◆ INPUT ROWS ◆

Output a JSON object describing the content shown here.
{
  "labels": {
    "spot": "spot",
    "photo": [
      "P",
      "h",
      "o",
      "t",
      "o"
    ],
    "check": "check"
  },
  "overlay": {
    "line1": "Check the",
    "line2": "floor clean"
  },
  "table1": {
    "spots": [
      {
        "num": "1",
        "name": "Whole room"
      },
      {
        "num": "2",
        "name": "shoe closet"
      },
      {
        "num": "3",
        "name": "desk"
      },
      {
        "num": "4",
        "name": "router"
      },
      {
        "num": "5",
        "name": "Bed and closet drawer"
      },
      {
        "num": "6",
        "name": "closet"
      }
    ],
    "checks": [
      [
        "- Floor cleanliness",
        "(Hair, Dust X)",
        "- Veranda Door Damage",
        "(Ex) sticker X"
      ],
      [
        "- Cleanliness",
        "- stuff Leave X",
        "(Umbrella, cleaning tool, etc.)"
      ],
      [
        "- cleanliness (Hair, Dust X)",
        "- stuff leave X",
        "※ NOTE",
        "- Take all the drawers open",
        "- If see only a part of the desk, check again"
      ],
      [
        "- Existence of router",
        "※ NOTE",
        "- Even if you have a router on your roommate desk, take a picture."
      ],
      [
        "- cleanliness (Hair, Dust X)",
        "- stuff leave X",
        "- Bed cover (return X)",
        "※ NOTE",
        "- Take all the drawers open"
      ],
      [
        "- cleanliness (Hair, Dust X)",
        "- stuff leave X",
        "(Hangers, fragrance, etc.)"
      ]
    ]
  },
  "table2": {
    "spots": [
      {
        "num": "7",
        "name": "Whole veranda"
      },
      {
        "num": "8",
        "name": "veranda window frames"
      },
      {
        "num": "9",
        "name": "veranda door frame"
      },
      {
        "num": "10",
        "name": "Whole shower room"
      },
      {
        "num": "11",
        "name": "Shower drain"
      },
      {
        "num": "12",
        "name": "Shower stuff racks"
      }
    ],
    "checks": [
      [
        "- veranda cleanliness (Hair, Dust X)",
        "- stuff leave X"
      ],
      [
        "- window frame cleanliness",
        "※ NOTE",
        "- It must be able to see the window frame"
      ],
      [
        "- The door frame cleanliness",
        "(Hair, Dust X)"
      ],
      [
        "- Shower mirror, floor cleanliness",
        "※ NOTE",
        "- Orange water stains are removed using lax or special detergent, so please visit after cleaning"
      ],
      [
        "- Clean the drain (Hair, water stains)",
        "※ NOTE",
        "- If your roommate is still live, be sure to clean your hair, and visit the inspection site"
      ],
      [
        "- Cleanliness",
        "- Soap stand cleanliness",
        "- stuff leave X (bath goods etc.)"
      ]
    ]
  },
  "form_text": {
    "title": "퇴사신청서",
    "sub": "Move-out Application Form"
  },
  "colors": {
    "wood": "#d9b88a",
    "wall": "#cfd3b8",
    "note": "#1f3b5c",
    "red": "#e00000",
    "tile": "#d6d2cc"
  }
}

◆ TO BE DONE ◆
What is the number of lines in the listing above that contain the string "desk"? Give only the number.

◆ CORRECT RESULT ◆
3